Start Material provided
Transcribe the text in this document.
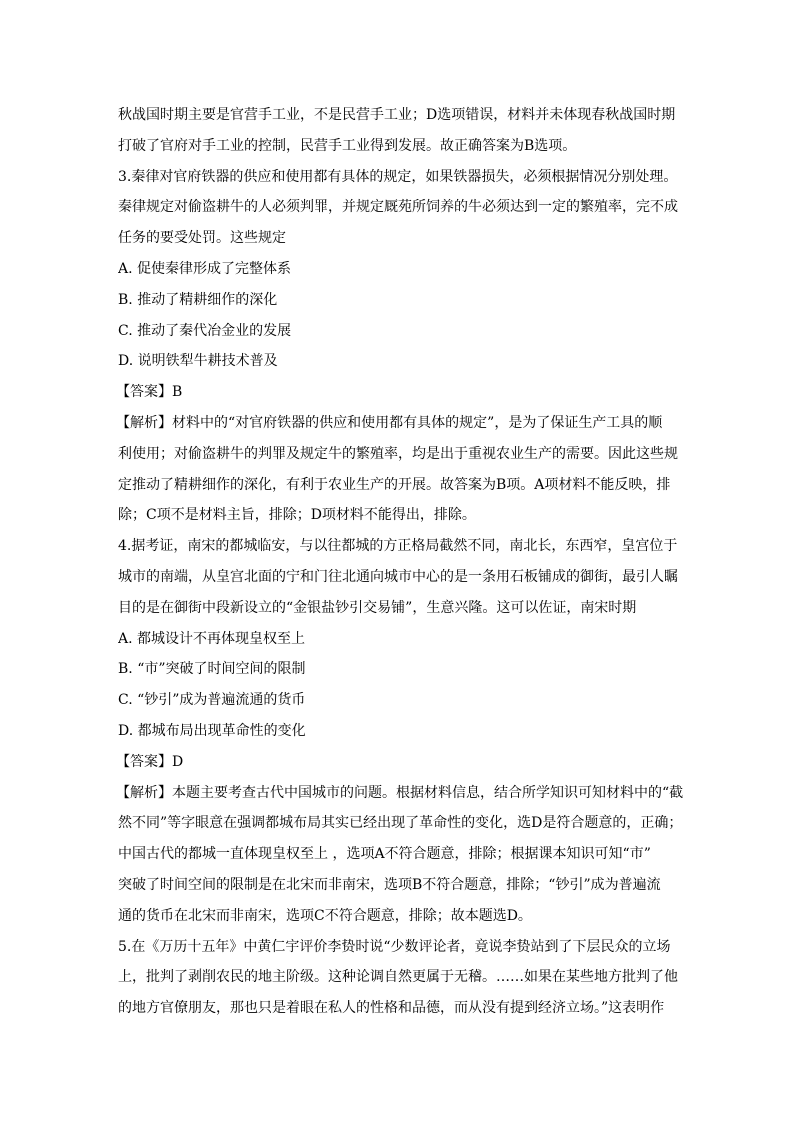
秋战国时期主要是官营手工业，不是民营手工业；D选项错误，材料并未体现春秋战国时期
打破了官府对手工业的控制，民营手工业得到发展。故正确答案为B选项。
3.秦律对官府铁器的供应和使用都有具体的规定，如果铁器损失，必须根据情况分别处理。
秦律规定对偷盗耕牛的人必须判罪，并规定厩苑所饲养的牛必须达到一定的繁殖率，完不成
任务的要受处罚。这些规定
A. 促使秦律形成了完整体系
B. 推动了精耕细作的深化
C. 推动了秦代冶金业的发展
D. 说明铁犁牛耕技术普及
【答案】B
【解析】材料中的“对官府铁器的供应和使用都有具体的规定”，是为了保证生产工具的顺
利使用；对偷盗耕牛的判罪及规定牛的繁殖率，均是出于重视农业生产的需要。因此这些规
定推动了精耕细作的深化，有利于农业生产的开展。故答案为B项。A项材料不能反映，排
除；C项不是材料主旨，排除；D项材料不能得出，排除。
4.据考证，南宋的都城临安，与以往都城的方正格局截然不同，南北长，东西窄，皇宫位于
城市的南端，从皇宫北面的宁和门往北通向城市中心的是一条用石板铺成的御街，最引人瞩
目的是在御街中段新设立的“金银盐钞引交易铺”，生意兴隆。这可以佐证，南宋时期
A. 都城设计不再体现皇权至上
B. “市”突破了时间空间的限制
C. “钞引”成为普遍流通的货币
D. 都城布局出现革命性的变化
【答案】D
【解析】本题主要考查古代中国城市的问题。根据材料信息，结合所学知识可知材料中的“截
然不同”等字眼意在强调都城布局其实已经出现了革命性的变化，选D是符合题意的，正确；
中国古代的都城一直体现皇权至上 ，选项A不符合题意，排除；根据课本知识可知“市”
突破了时间空间的限制是在北宋而非南宋，选项B不符合题意，排除；“钞引”成为普遍流
通的货币在北宋而非南宋，选项C不符合题意，排除；故本题选D。
5.在《万历十五年》中黄仁宇评价李贽时说“少数评论者，竟说李贽站到了下层民众的立场
上，批判了剥削农民的地主阶级。这种论调自然更属于无稽。……如果在某些地方批判了他
的地方官僚朋友，那也只是着眼在私人的性格和品德，而从没有提到经济立场。”这表明作
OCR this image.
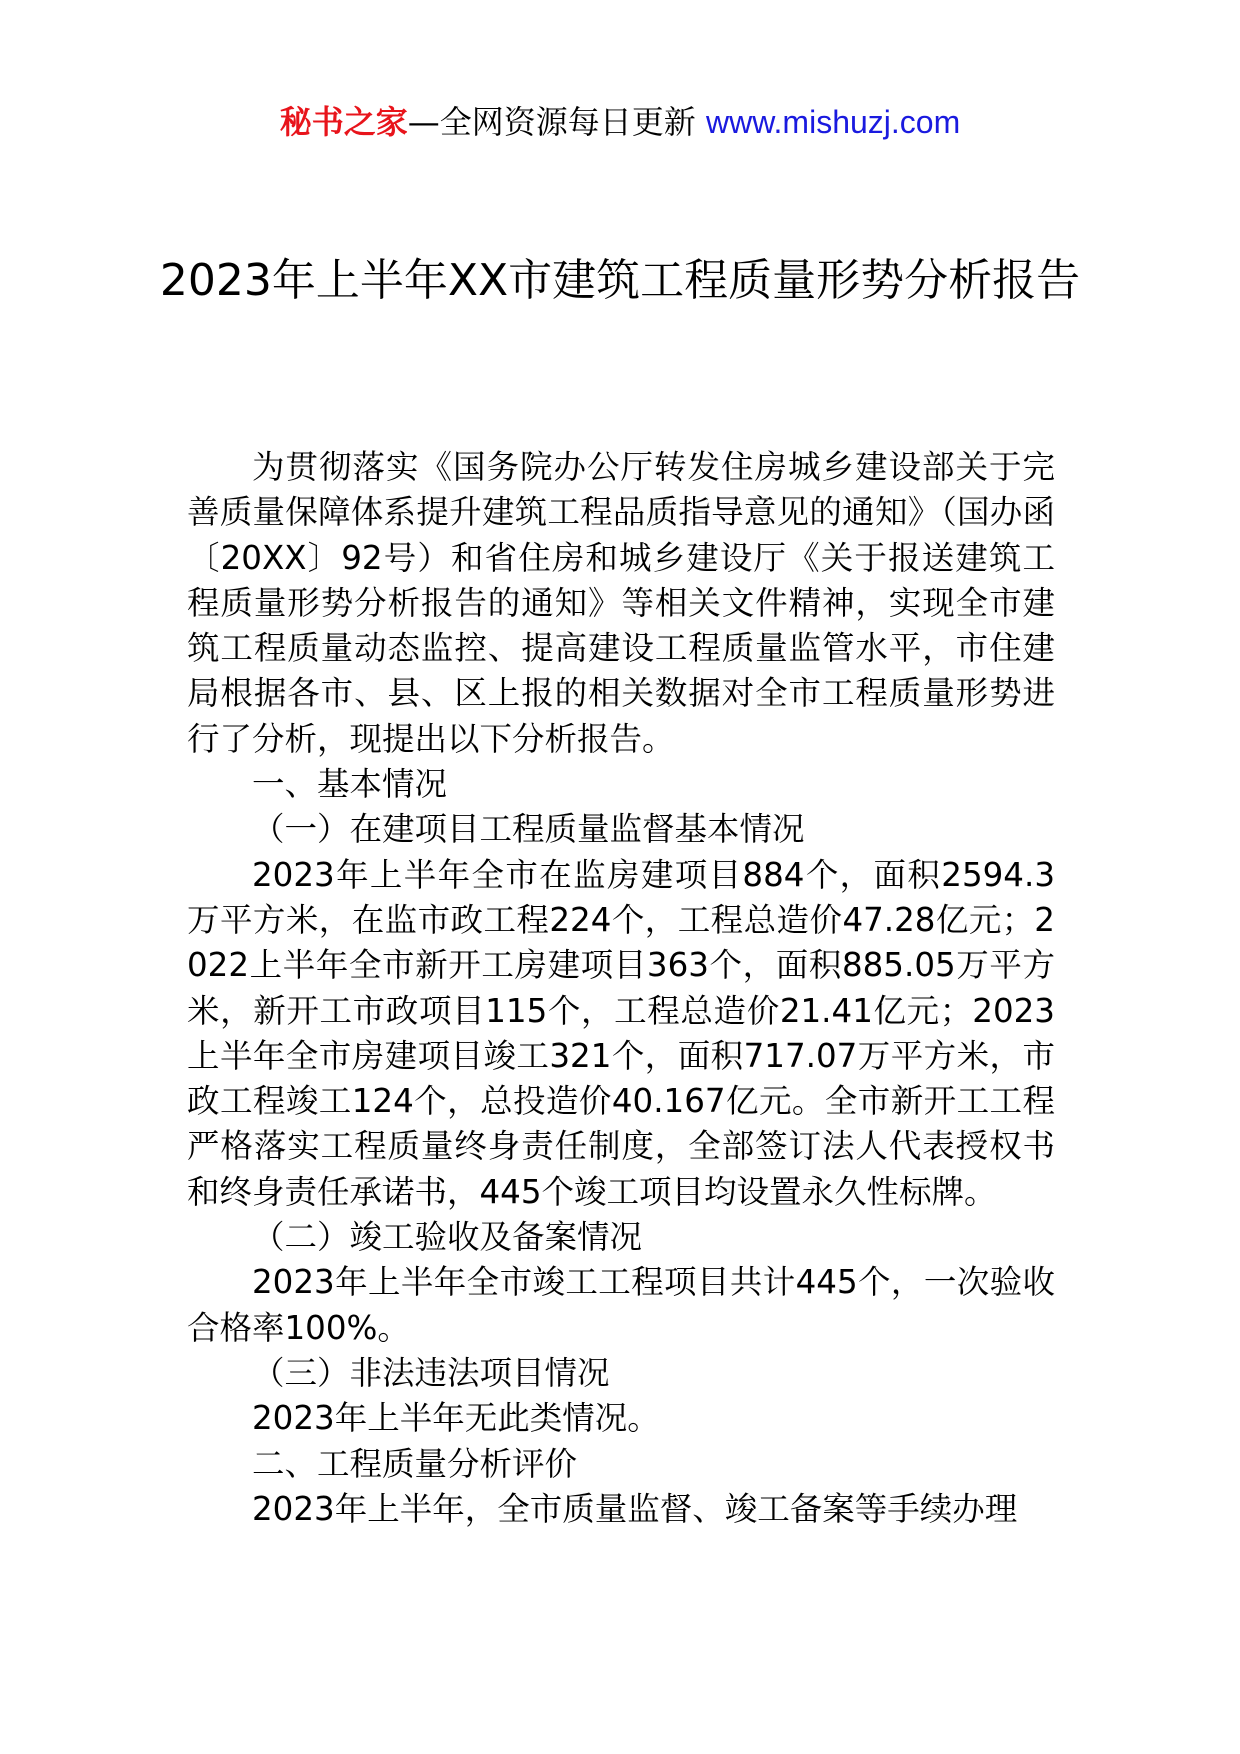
秘书之家—全网资源每日更新 www.mishuzj.com
2023年上半年XX市建筑工程质量形势分析报告

为贯彻落实《国务院办公厅转发住房城乡建设部关于完善质量保障体系提升建筑工程品质指导意见的通知》（国办函〔20XX〕92号）和省住房和城乡建设厅《关于报送建筑工程质量形势分析报告的通知》等相关文件精神，实现全市建筑工程质量动态监控、提高建设工程质量监管水平，市住建局根据各市、县、区上报的相关数据对全市工程质量形势进行了分析，现提出以下分析报告。

一、基本情况

（一）在建项目工程质量监督基本情况

2023年上半年全市在监房建项目884个，面积2594.3万平方米，在监市政工程224个，工程总造价47.28亿元；2022上半年全市新开工房建项目363个，面积885.05万平方米，新开工市政项目115个，工程总造价21.41亿元；2023上半年全市房建项目竣工321个，面积717.07万平方米，市政工程竣工124个，总投造价40.167亿元。全市新开工工程严格落实工程质量终身责任制度，全部签订法人代表授权书和终身责任承诺书，445个竣工项目均设置永久性标牌。

（二）竣工验收及备案情况

2023年上半年全市竣工工程项目共计445个，一次验收合格率100%。

（三）非法违法项目情况

2023年上半年无此类情况。

二、工程质量分析评价

2023年上半年，全市质量监督、竣工备案等手续办理
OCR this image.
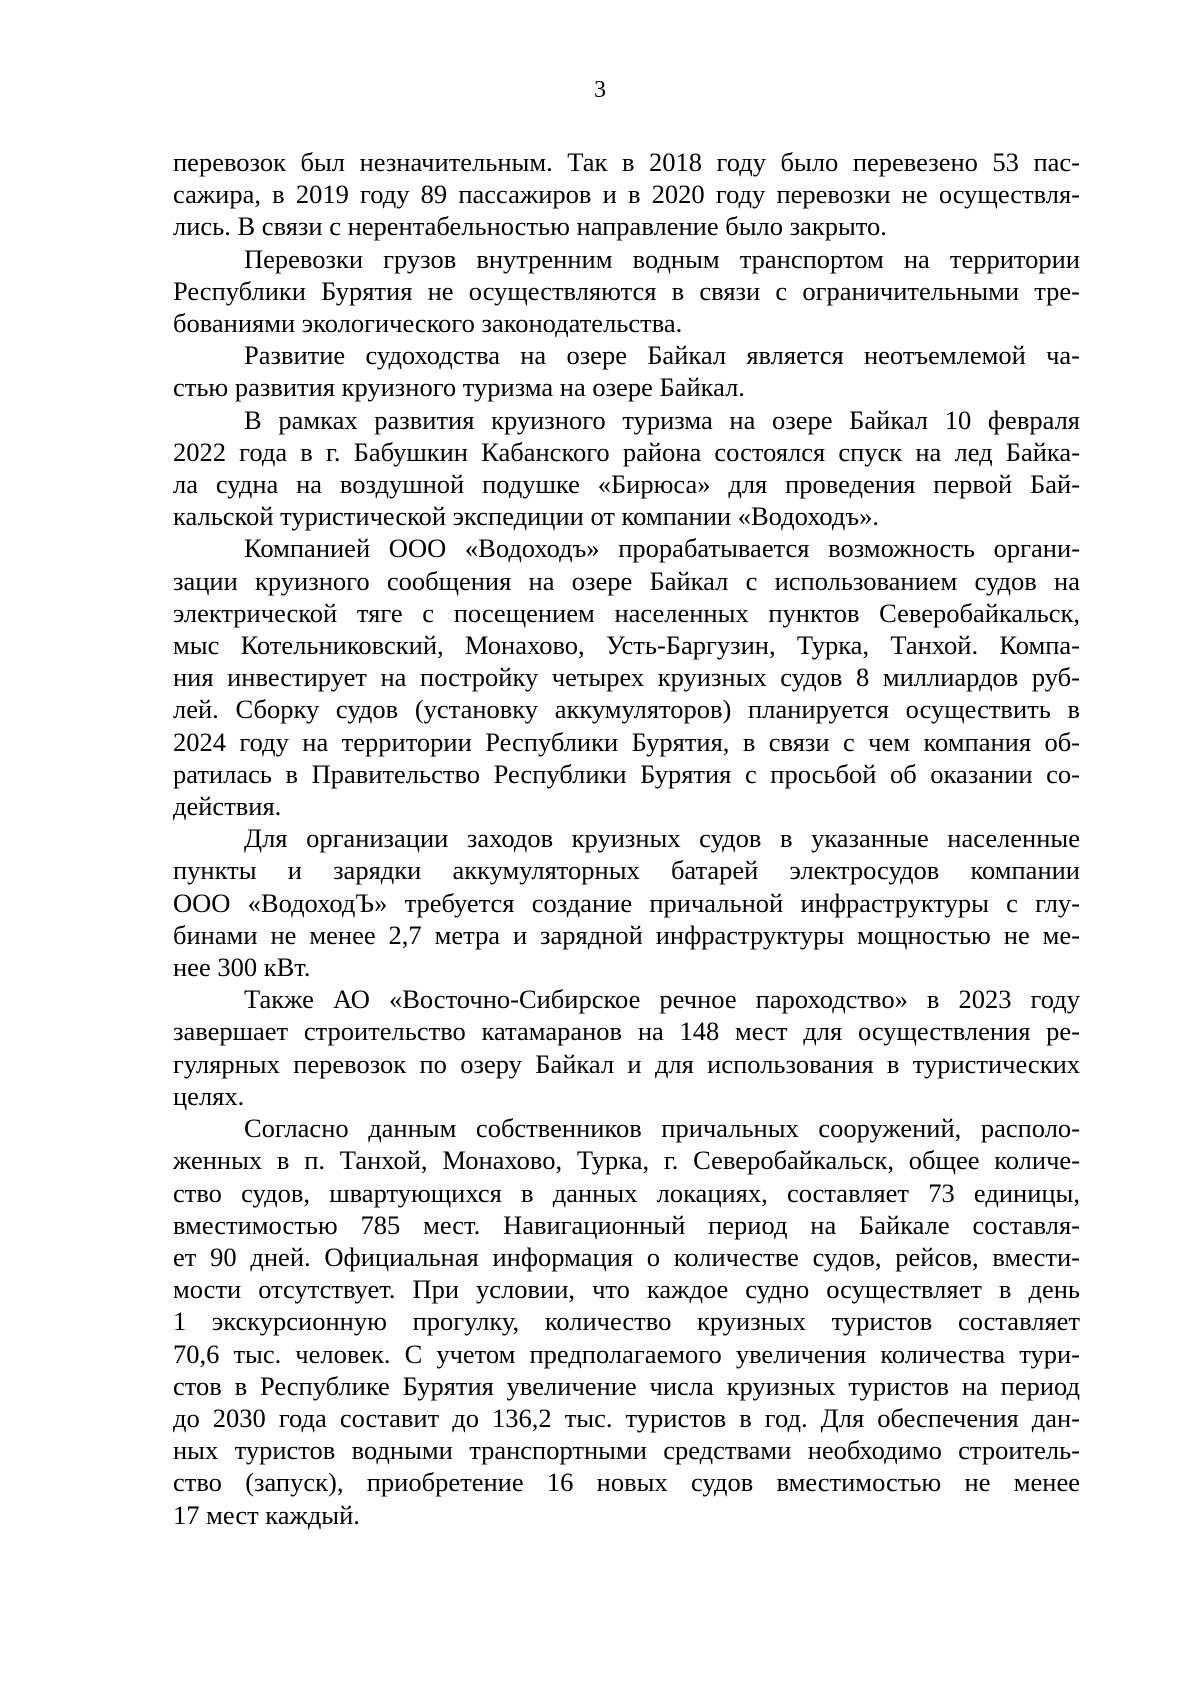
3
перевозок был незначительным. Так в 2018 году было перевезено 53 пас-
сажира, в 2019 году 89 пассажиров и в 2020 году перевозки не осуществля-
лись. В связи с нерентабельностью направление было закрыто.
Перевозки грузов внутренним водным транспортом на территории
Республики Бурятия не осуществляются в связи с ограничительными тре-
бованиями экологического законодательства.
Развитие судоходства на озере Байкал является неотъемлемой ча-
стью развития круизного туризма на озере Байкал.
В рамках развития круизного туризма на озере Байкал 10 февраля
2022 года в г. Бабушкин Кабанского района состоялся спуск на лед Байка-
ла судна на воздушной подушке «Бирюса» для проведения первой Бай-
кальской туристической экспедиции от компании «Водоходъ».
Компанией ООО «Водоходъ» прорабатывается возможность органи-
зации круизного сообщения на озере Байкал с использованием судов на
электрической тяге с посещением населенных пунктов Северобайкальск,
мыс Котельниковский, Монахово, Усть-Баргузин, Турка, Танхой. Компа-
ния инвестирует на постройку четырех круизных судов 8 миллиардов руб-
лей. Сборку судов (установку аккумуляторов) планируется осуществить в
2024 году на территории Республики Бурятия, в связи с чем компания об-
ратилась в Правительство Республики Бурятия с просьбой об оказании со-
действия.
Для организации заходов круизных судов в указанные населенные
пункты и зарядки аккумуляторных батарей электросудов компании
ООО «ВодоходЪ» требуется создание причальной инфраструктуры с глу-
бинами не менее 2,7 метра и зарядной инфраструктуры мощностью не ме-
нее 300 кВт.
Также АО «Восточно-Сибирское речное пароходство» в 2023 году
завершает строительство катамаранов на 148 мест для осуществления ре-
гулярных перевозок по озеру Байкал и для использования в туристических
целях.
Согласно данным собственников причальных сооружений, располо-
женных в п. Танхой, Монахово, Турка, г. Северобайкальск, общее количе-
ство судов, швартующихся в данных локациях, составляет 73 единицы,
вместимостью 785 мест. Навигационный период на Байкале составля-
ет 90 дней. Официальная информация о количестве судов, рейсов, вмести-
мости отсутствует. При условии, что каждое судно осуществляет в день
1 экскурсионную прогулку, количество круизных туристов составляет
70,6 тыс. человек. С учетом предполагаемого увеличения количества тури-
стов в Республике Бурятия увеличение числа круизных туристов на период
до 2030 года составит до 136,2 тыс. туристов в год. Для обеспечения дан-
ных туристов водными транспортными средствами необходимо строитель-
ство (запуск), приобретение 16 новых судов вместимостью не менее
17 мест каждый.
End Material provided
## Set problem
Using the material above, retype each entry exactly and omit the pictures.

## Written reply
Transcribe the text in this document.
秋战国时期主要是官营手工业，不是民营手工业；D选项错误，材料并未体现春秋战国时期
打破了官府对手工业的控制，民营手工业得到发展。故正确答案为B选项。
3.秦律对官府铁器的供应和使用都有具体的规定，如果铁器损失，必须根据情况分别处理。
秦律规定对偷盗耕牛的人必须判罪，并规定厩苑所饲养的牛必须达到一定的繁殖率，完不成
任务的要受处罚。这些规定
A. 促使秦律形成了完整体系
B. 推动了精耕细作的深化
C. 推动了秦代冶金业的发展
D. 说明铁犁牛耕技术普及
【答案】B
【解析】材料中的“对官府铁器的供应和使用都有具体的规定”，是为了保证生产工具的顺
利使用；对偷盗耕牛的判罪及规定牛的繁殖率，均是出于重视农业生产的需要。因此这些规
定推动了精耕细作的深化，有利于农业生产的开展。故答案为B项。A项材料不能反映，排
除；C项不是材料主旨，排除；D项材料不能得出，排除。
4.据考证，南宋的都城临安，与以往都城的方正格局截然不同，南北长，东西窄，皇宫位于
城市的南端，从皇宫北面的宁和门往北通向城市中心的是一条用石板铺成的御街，最引人瞩
目的是在御街中段新设立的“金银盐钞引交易铺”，生意兴隆。这可以佐证，南宋时期
A. 都城设计不再体现皇权至上
B. “市”突破了时间空间的限制
C. “钞引”成为普遍流通的货币
D. 都城布局出现革命性的变化
【答案】D
【解析】本题主要考查古代中国城市的问题。根据材料信息，结合所学知识可知材料中的“截
然不同”等字眼意在强调都城布局其实已经出现了革命性的变化，选D是符合题意的，正确；
中国古代的都城一直体现皇权至上 ，选项A不符合题意，排除；根据课本知识可知“市”
突破了时间空间的限制是在北宋而非南宋，选项B不符合题意，排除；“钞引”成为普遍流
通的货币在北宋而非南宋，选项C不符合题意，排除；故本题选D。
5.在《万历十五年》中黄仁宇评价李贽时说“少数评论者，竟说李贽站到了下层民众的立场
上，批判了剥削农民的地主阶级。这种论调自然更属于无稽。……如果在某些地方批判了他
的地方官僚朋友，那也只是着眼在私人的性格和品德，而从没有提到经济立场。”这表明作
OCR this image.
秘书之家—全网资源每日更新 www.mishuzj.com
2023年上半年XX市建筑工程质量形势分析报告

为贯彻落实《国务院办公厅转发住房城乡建设部关于完善质量保障体系提升建筑工程品质指导意见的通知》（国办函〔20XX〕92号）和省住房和城乡建设厅《关于报送建筑工程质量形势分析报告的通知》等相关文件精神，实现全市建筑工程质量动态监控、提高建设工程质量监管水平，市住建局根据各市、县、区上报的相关数据对全市工程质量形势进行了分析，现提出以下分析报告。

一、基本情况

（一）在建项目工程质量监督基本情况

2023年上半年全市在监房建项目884个，面积2594.3万平方米，在监市政工程224个，工程总造价47.28亿元；2022上半年全市新开工房建项目363个，面积885.05万平方米，新开工市政项目115个，工程总造价21.41亿元；2023上半年全市房建项目竣工321个，面积717.07万平方米，市政工程竣工124个，总投造价40.167亿元。全市新开工工程严格落实工程质量终身责任制度，全部签订法人代表授权书和终身责任承诺书，445个竣工项目均设置永久性标牌。

（二）竣工验收及备案情况

2023年上半年全市竣工工程项目共计445个，一次验收合格率100%。

（三）非法违法项目情况

2023年上半年无此类情况。

二、工程质量分析评价

2023年上半年，全市质量监督、竣工备案等手续办理
OCR this image.
3
перевозок был незначительным. Так в 2018 году было перевезено 53 пас-
сажира, в 2019 году 89 пассажиров и в 2020 году перевозки не осуществля-
лись. В связи с нерентабельностью направление было закрыто.
Перевозки грузов внутренним водным транспортом на территории
Республики Бурятия не осуществляются в связи с ограничительными тре-
бованиями экологического законодательства.
Развитие судоходства на озере Байкал является неотъемлемой ча-
стью развития круизного туризма на озере Байкал.
В рамках развития круизного туризма на озере Байкал 10 февраля
2022 года в г. Бабушкин Кабанского района состоялся спуск на лед Байка-
ла судна на воздушной подушке «Бирюса» для проведения первой Бай-
кальской туристической экспедиции от компании «Водоходъ».
Компанией ООО «Водоходъ» прорабатывается возможность органи-
зации круизного сообщения на озере Байкал с использованием судов на
электрической тяге с посещением населенных пунктов Северобайкальск,
мыс Котельниковский, Монахово, Усть-Баргузин, Турка, Танхой. Компа-
ния инвестирует на постройку четырех круизных судов 8 миллиардов руб-
лей. Сборку судов (установку аккумуляторов) планируется осуществить в
2024 году на территории Республики Бурятия, в связи с чем компания об-
ратилась в Правительство Республики Бурятия с просьбой об оказании со-
действия.
Для организации заходов круизных судов в указанные населенные
пункты и зарядки аккумуляторных батарей электросудов компании
ООО «ВодоходЪ» требуется создание причальной инфраструктуры с глу-
бинами не менее 2,7 метра и зарядной инфраструктуры мощностью не ме-
нее 300 кВт.
Также АО «Восточно-Сибирское речное пароходство» в 2023 году
завершает строительство катамаранов на 148 мест для осуществления ре-
гулярных перевозок по озеру Байкал и для использования в туристических
целях.
Согласно данным собственников причальных сооружений, располо-
женных в п. Танхой, Монахово, Турка, г. Северобайкальск, общее количе-
ство судов, швартующихся в данных локациях, составляет 73 единицы,
вместимостью 785 мест. Навигационный период на Байкале составля-
ет 90 дней. Официальная информация о количестве судов, рейсов, вмести-
мости отсутствует. При условии, что каждое судно осуществляет в день
1 экскурсионную прогулку, количество круизных туристов составляет
70,6 тыс. человек. С учетом предполагаемого увеличения количества тури-
стов в Республике Бурятия увеличение числа круизных туристов на период
до 2030 года составит до 136,2 тыс. туристов в год. Для обеспечения дан-
ных туристов водными транспортными средствами необходимо строитель-
ство (запуск), приобретение 16 новых судов вместимостью не менее
17 мест каждый.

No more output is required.